WORKING DATA
-----

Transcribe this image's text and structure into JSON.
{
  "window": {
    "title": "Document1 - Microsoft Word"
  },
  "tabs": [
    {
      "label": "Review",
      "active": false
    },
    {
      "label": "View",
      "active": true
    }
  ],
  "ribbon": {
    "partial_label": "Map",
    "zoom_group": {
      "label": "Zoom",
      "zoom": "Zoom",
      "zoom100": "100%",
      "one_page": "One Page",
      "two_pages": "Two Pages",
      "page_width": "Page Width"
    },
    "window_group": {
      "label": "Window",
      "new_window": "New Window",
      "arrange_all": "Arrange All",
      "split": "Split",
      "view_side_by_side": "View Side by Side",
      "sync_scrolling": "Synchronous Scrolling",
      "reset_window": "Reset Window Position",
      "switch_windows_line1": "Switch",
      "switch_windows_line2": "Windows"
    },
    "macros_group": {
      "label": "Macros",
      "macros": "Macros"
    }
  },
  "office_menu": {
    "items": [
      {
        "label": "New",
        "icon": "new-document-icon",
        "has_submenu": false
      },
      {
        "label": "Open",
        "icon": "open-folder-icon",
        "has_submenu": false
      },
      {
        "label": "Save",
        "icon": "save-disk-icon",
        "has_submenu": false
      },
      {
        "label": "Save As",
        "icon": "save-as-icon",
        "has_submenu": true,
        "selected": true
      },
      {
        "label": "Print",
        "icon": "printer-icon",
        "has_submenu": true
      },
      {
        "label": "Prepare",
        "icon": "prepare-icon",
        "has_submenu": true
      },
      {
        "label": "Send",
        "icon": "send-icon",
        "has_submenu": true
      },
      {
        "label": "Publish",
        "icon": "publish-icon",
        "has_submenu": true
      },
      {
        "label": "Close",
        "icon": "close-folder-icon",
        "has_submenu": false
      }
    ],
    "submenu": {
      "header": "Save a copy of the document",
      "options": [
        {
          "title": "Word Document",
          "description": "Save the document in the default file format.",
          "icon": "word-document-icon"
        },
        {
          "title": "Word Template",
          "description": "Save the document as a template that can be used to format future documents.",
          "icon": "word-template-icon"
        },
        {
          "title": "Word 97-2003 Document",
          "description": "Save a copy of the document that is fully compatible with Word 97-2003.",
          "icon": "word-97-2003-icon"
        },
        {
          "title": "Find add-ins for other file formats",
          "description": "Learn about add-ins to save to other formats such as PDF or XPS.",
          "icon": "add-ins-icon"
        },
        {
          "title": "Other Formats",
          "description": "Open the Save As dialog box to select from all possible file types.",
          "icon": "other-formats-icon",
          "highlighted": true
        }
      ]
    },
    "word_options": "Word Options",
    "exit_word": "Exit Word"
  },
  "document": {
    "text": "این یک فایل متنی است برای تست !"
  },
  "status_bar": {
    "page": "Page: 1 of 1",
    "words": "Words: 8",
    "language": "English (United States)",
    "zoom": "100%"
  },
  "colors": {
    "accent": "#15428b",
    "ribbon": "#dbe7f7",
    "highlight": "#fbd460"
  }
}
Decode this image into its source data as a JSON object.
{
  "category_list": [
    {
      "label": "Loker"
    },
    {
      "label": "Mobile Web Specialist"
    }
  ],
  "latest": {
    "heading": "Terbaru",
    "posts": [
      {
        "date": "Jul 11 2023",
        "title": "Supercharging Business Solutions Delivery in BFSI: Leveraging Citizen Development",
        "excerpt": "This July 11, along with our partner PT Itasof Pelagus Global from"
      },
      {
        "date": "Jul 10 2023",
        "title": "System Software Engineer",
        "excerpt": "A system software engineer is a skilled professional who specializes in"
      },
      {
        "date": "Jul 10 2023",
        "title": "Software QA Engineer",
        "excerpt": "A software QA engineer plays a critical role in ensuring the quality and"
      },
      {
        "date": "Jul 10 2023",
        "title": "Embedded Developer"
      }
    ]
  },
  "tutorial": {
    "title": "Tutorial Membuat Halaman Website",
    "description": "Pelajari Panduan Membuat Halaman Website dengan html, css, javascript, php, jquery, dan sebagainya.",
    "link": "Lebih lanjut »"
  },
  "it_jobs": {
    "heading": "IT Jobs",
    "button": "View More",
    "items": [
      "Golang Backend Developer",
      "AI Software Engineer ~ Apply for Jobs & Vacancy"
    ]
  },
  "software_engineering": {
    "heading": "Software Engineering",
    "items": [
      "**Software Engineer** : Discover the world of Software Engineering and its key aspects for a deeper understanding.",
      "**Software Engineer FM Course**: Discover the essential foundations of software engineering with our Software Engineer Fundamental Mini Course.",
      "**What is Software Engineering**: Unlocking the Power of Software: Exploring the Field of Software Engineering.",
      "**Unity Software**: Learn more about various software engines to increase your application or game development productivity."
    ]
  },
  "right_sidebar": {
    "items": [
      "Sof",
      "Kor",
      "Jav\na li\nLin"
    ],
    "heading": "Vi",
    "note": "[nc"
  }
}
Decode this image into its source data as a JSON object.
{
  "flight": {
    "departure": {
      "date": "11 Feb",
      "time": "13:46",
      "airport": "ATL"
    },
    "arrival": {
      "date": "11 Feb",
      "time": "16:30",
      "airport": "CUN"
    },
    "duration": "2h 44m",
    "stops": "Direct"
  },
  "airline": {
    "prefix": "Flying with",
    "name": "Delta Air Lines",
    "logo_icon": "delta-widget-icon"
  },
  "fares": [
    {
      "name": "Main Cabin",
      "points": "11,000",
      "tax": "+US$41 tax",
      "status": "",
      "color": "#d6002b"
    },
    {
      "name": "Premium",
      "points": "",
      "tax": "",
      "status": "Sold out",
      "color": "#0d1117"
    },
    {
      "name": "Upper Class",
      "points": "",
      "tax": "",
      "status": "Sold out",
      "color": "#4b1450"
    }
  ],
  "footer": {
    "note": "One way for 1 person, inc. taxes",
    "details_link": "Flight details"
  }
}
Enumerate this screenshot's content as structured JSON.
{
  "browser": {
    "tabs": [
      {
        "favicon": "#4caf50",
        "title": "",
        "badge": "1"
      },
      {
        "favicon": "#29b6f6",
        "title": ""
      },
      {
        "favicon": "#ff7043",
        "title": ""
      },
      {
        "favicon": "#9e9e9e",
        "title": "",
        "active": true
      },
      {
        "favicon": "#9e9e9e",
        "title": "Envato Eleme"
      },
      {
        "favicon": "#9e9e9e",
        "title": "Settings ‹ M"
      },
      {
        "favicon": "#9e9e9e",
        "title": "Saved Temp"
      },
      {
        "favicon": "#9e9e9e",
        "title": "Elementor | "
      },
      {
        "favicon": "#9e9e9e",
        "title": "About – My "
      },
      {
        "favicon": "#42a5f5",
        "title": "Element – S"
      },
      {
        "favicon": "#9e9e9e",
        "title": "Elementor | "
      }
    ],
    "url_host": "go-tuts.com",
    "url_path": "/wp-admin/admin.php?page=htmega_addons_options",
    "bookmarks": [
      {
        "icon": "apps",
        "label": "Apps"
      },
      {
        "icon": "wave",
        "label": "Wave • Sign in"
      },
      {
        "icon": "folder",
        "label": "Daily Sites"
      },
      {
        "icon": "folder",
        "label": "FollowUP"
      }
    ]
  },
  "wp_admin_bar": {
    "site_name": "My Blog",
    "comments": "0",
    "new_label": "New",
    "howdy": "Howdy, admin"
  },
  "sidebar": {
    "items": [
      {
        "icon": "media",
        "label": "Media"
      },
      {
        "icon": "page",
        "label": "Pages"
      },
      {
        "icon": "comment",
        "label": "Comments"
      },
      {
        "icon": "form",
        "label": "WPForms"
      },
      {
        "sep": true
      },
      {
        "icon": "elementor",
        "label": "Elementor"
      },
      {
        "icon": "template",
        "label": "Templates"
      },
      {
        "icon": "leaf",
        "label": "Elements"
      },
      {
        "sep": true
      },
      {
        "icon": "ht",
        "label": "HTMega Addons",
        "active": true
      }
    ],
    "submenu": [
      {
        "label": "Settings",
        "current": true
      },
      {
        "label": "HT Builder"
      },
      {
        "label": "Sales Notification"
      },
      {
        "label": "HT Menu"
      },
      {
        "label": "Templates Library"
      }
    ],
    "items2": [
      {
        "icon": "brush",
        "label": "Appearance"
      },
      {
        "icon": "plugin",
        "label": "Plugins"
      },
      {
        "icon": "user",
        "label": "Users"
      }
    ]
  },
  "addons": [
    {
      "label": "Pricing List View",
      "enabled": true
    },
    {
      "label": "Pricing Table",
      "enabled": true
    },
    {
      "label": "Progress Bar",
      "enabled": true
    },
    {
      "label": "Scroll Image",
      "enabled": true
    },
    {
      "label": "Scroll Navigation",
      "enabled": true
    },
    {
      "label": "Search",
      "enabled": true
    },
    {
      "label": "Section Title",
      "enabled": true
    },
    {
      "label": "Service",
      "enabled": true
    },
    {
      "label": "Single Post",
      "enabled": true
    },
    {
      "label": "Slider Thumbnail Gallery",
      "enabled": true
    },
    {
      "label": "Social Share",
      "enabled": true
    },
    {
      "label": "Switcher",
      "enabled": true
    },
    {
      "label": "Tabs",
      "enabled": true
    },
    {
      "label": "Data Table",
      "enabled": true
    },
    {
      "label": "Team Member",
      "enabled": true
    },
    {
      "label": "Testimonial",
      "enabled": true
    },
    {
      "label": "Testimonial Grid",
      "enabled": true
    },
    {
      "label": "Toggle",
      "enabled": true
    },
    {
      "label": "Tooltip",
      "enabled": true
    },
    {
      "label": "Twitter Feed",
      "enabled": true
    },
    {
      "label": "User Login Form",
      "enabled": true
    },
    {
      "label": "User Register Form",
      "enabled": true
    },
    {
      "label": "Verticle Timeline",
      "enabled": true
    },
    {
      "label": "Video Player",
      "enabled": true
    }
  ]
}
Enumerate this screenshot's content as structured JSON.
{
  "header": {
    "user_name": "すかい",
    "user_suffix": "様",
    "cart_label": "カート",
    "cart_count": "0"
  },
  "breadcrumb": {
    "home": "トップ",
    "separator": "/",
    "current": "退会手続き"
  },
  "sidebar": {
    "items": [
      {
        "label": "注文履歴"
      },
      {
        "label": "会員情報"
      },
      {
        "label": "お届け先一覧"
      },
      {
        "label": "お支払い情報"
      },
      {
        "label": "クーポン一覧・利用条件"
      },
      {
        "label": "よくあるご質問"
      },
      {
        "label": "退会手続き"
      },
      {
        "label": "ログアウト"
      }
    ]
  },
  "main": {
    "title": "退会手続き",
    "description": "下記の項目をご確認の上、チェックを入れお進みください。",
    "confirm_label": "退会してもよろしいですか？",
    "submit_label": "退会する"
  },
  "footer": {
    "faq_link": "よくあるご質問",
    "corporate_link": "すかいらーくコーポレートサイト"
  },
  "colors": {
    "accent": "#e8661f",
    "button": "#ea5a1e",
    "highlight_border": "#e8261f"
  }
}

-----

THE REQUEST
Pick out the lines containing the string "Pricing" and show them.

REPLY TO THE EXERCISE
      "label": "Pricing List View",
      "label": "Pricing Table",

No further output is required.